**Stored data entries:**
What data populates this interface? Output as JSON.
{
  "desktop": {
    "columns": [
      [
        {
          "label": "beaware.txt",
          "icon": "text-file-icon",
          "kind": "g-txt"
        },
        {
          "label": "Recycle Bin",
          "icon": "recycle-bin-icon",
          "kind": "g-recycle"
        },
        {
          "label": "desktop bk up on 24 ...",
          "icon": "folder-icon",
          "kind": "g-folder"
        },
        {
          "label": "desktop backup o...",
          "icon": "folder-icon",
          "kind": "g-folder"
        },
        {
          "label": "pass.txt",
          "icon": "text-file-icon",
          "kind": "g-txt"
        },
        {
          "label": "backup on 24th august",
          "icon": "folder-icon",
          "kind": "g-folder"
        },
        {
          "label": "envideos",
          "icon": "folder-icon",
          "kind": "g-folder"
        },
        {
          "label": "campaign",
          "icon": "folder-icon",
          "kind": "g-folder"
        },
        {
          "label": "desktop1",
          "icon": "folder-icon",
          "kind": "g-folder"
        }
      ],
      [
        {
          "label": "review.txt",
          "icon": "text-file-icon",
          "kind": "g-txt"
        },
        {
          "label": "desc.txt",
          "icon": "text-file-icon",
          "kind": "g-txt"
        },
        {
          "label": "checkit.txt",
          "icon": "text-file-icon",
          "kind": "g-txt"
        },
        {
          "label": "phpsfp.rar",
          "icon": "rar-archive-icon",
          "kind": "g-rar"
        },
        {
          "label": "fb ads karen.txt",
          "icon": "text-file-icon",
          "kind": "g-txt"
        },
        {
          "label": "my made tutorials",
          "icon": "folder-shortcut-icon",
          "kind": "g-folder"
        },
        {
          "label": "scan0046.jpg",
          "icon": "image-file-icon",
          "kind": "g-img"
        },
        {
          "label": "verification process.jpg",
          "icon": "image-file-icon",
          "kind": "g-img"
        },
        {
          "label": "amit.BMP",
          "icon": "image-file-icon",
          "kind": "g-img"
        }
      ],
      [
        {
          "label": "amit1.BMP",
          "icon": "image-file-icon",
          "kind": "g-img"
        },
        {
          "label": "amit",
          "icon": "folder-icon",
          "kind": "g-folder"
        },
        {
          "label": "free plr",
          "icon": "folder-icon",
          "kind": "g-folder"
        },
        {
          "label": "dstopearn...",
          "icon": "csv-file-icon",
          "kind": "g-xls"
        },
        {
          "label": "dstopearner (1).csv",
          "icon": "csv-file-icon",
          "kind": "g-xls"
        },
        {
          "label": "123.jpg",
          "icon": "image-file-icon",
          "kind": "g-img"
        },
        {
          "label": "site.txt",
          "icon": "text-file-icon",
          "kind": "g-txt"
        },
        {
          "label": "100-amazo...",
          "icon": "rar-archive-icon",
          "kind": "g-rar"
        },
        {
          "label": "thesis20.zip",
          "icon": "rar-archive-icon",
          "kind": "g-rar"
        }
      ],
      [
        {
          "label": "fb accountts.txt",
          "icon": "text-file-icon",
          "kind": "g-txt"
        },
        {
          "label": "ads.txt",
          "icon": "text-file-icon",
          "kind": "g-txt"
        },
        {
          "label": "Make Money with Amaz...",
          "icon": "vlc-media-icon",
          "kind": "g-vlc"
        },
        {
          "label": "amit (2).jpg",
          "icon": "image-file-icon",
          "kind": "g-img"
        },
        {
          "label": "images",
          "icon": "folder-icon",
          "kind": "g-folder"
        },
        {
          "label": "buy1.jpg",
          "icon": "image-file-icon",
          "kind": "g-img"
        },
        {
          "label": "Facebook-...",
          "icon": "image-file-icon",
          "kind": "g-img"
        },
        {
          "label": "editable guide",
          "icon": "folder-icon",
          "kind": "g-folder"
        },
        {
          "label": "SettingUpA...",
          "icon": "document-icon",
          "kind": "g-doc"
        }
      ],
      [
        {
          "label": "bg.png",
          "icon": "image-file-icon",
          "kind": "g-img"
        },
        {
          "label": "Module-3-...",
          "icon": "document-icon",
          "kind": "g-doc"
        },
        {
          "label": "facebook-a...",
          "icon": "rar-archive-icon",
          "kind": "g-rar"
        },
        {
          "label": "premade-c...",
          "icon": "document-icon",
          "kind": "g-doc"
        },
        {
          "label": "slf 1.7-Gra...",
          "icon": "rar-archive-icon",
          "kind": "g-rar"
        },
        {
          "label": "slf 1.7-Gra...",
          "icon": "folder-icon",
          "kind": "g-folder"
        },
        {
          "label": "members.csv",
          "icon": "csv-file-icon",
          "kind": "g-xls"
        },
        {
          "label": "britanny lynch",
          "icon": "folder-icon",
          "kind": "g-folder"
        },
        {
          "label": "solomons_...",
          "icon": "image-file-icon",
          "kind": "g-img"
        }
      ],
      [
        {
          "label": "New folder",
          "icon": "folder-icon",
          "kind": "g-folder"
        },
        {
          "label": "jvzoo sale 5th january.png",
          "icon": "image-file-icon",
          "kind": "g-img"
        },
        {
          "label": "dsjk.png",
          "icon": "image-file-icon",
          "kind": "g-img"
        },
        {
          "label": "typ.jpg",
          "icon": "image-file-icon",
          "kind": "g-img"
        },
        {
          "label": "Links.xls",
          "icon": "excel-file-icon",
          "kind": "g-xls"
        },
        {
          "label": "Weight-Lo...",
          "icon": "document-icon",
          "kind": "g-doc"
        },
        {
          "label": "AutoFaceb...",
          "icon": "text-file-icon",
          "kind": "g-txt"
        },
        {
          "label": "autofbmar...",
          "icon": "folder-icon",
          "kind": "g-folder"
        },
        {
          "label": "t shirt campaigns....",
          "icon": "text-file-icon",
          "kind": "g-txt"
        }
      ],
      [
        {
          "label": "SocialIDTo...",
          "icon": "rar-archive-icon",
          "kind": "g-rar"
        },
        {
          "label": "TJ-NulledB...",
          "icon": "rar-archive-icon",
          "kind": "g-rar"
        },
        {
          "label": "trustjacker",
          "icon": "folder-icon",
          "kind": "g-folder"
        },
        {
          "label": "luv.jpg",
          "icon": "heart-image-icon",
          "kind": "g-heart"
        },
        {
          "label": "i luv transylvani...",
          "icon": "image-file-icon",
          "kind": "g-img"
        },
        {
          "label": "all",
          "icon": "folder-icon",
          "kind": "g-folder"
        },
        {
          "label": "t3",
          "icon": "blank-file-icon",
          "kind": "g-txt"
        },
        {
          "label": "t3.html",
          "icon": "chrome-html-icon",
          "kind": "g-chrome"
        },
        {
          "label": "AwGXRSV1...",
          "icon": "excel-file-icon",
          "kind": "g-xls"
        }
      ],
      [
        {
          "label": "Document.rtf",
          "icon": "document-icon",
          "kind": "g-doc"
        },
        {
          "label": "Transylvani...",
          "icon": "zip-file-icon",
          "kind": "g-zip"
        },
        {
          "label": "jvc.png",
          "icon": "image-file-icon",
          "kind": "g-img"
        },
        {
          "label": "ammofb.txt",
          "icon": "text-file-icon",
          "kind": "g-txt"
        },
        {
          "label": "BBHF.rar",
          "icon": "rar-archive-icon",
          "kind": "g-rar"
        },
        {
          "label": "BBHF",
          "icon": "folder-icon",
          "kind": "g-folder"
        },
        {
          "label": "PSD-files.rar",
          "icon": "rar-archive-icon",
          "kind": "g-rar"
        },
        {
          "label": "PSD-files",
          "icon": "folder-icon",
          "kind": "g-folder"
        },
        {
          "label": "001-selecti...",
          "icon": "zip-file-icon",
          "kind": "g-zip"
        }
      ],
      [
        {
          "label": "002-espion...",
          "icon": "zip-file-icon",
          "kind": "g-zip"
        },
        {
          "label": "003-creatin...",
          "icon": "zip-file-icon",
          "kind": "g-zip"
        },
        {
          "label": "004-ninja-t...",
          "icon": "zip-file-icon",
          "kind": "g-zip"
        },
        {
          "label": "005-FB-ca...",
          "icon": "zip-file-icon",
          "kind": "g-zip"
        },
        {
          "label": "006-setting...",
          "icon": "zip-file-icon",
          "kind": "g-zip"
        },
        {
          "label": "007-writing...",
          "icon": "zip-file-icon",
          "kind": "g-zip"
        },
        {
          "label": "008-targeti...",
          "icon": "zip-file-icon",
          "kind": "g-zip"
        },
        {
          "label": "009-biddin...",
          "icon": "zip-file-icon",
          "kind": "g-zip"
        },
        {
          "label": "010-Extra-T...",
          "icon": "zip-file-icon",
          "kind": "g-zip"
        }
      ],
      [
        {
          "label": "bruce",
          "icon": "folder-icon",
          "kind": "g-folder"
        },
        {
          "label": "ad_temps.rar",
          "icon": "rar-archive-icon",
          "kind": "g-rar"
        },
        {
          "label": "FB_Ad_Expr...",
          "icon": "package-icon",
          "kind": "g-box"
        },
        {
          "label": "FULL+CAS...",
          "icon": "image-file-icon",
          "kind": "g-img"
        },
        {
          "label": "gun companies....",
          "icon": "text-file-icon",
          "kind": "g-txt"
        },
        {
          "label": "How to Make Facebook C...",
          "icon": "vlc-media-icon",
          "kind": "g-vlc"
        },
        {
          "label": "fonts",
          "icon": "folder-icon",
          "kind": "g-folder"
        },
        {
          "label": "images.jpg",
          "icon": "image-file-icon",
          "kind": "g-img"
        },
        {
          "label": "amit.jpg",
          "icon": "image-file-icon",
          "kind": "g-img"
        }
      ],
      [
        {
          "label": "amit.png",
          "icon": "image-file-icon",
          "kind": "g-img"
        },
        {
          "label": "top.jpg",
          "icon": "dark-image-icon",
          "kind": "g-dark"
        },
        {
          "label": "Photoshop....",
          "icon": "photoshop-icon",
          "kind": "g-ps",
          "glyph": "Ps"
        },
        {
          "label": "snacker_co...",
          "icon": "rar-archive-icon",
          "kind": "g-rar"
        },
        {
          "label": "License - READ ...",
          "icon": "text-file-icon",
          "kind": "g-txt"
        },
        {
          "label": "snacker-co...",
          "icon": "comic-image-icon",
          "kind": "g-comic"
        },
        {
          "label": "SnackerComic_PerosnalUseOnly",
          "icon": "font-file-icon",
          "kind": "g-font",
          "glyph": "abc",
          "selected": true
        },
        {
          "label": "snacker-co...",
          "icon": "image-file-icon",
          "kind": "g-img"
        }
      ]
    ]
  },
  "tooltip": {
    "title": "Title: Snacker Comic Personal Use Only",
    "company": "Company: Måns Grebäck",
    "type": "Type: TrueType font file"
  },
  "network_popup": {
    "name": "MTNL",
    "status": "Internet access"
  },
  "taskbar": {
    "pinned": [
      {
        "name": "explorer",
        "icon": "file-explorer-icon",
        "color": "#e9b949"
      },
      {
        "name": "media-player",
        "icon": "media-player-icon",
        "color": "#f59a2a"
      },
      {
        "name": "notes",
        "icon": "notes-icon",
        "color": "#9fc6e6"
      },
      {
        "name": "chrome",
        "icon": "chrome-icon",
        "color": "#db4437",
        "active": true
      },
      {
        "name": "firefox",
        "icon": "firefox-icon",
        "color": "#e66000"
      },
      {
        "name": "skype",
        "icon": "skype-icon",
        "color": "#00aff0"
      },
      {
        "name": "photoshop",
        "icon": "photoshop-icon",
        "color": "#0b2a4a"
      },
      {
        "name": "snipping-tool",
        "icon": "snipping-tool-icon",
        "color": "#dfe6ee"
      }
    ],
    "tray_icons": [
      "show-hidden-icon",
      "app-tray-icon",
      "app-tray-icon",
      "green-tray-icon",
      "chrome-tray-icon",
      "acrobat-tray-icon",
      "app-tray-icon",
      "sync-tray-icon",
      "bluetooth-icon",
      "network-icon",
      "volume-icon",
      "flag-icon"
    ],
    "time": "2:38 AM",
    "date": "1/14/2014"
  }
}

**GOAL:** Show the lines of the data that hold the word "color".

**CORRECT RESPONSE:**
        "color": "#e9b949"
        "color": "#f59a2a"
        "color": "#9fc6e6"
        "color": "#db4437",
        "color": "#e66000"
        "color": "#00aff0"
        "color": "#0b2a4a"
        "color": "#dfe6ee"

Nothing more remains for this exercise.